**WHAT THE TASK ASKS**.
Sort through the entries below and pull out lines containing the word "小型构造物一队".
※ ※ ※
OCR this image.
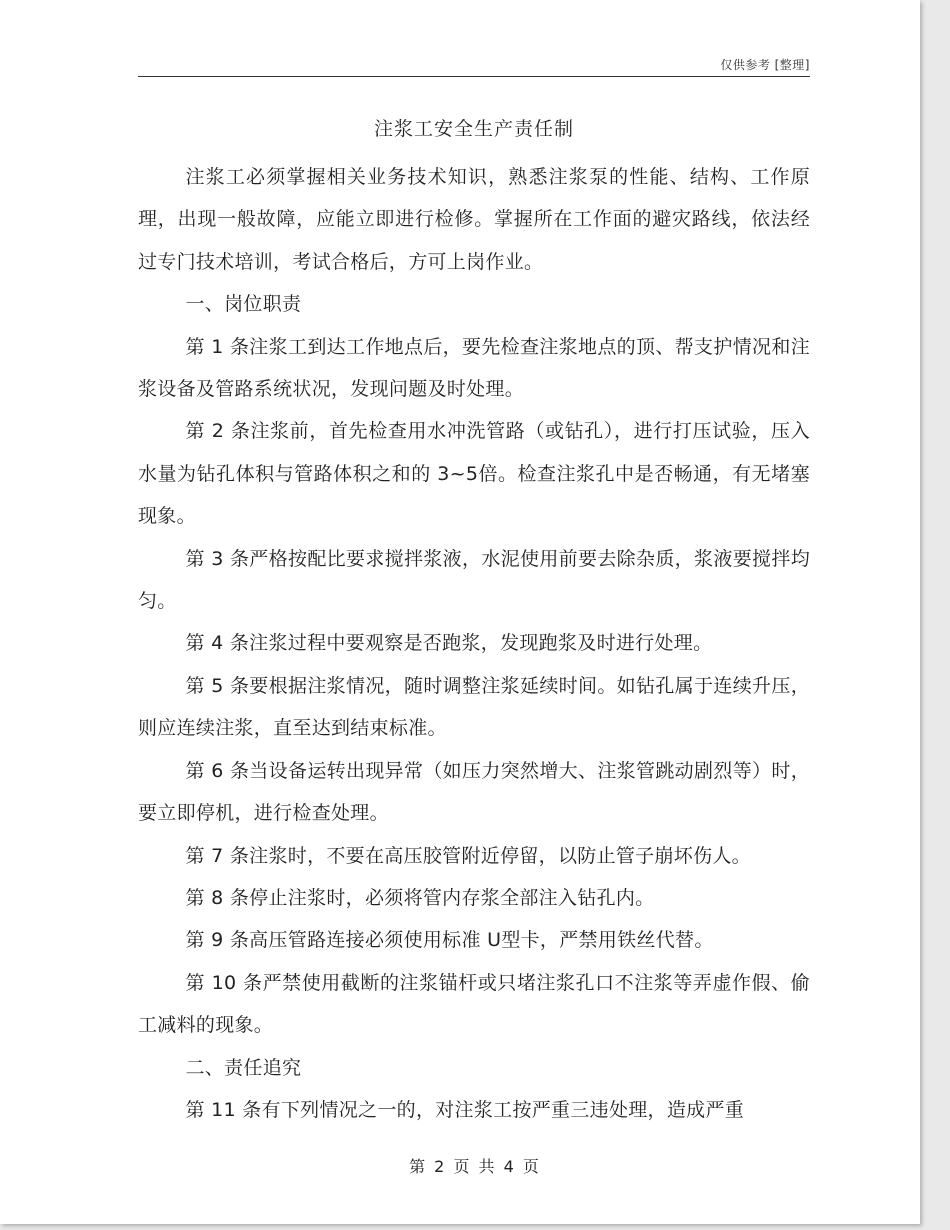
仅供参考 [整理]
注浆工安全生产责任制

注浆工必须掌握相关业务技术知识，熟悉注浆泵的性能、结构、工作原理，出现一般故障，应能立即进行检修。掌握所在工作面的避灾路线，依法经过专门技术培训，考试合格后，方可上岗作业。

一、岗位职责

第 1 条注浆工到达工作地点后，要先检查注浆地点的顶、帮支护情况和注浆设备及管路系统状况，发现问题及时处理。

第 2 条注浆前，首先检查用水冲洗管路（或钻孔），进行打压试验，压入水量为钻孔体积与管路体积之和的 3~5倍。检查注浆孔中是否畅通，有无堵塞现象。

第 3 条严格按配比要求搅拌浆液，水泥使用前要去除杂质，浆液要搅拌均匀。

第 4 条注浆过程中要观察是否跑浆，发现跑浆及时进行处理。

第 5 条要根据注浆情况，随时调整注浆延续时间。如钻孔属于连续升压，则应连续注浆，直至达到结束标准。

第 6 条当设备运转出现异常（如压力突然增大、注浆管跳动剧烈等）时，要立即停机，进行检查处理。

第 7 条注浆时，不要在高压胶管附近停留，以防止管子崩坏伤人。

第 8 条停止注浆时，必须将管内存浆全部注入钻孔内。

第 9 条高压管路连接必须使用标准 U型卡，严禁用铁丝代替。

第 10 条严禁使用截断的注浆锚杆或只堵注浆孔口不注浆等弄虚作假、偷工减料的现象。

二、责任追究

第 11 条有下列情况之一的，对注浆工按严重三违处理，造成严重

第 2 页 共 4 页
※ ※ ※
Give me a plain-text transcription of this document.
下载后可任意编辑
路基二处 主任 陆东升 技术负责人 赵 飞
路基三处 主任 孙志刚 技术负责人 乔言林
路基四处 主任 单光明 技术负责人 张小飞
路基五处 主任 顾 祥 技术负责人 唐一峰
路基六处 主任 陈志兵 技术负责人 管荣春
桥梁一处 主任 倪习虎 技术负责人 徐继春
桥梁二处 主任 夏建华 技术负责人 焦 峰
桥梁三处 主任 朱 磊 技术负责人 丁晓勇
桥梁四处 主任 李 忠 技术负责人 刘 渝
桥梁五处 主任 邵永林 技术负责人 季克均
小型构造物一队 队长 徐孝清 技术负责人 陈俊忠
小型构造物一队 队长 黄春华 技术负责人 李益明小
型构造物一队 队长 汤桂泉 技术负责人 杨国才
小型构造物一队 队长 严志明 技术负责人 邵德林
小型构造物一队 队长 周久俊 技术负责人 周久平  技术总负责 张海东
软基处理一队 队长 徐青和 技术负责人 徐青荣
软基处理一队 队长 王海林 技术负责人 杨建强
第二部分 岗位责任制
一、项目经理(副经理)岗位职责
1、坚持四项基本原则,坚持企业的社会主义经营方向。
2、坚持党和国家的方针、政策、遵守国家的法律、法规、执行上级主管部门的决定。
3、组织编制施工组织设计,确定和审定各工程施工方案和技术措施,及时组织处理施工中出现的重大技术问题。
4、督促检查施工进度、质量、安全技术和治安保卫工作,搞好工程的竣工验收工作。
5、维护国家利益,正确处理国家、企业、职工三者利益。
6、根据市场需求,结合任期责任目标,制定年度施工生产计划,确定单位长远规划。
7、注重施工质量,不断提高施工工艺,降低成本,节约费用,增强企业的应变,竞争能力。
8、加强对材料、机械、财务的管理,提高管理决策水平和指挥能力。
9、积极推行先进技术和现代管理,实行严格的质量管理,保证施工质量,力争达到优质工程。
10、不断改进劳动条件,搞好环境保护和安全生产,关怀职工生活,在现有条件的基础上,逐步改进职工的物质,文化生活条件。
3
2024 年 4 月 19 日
※ ※ ※
**FINISHED TASK**.
小型构造物一队 队长 徐孝清 技术负责人 陈俊忠
小型构造物一队 队长 黄春华 技术负责人 李益明小
小型构造物一队 队长 严志明 技术负责人 邵德林
小型构造物一队 队长 周久俊 技术负责人 周久平  技术总负责 张海东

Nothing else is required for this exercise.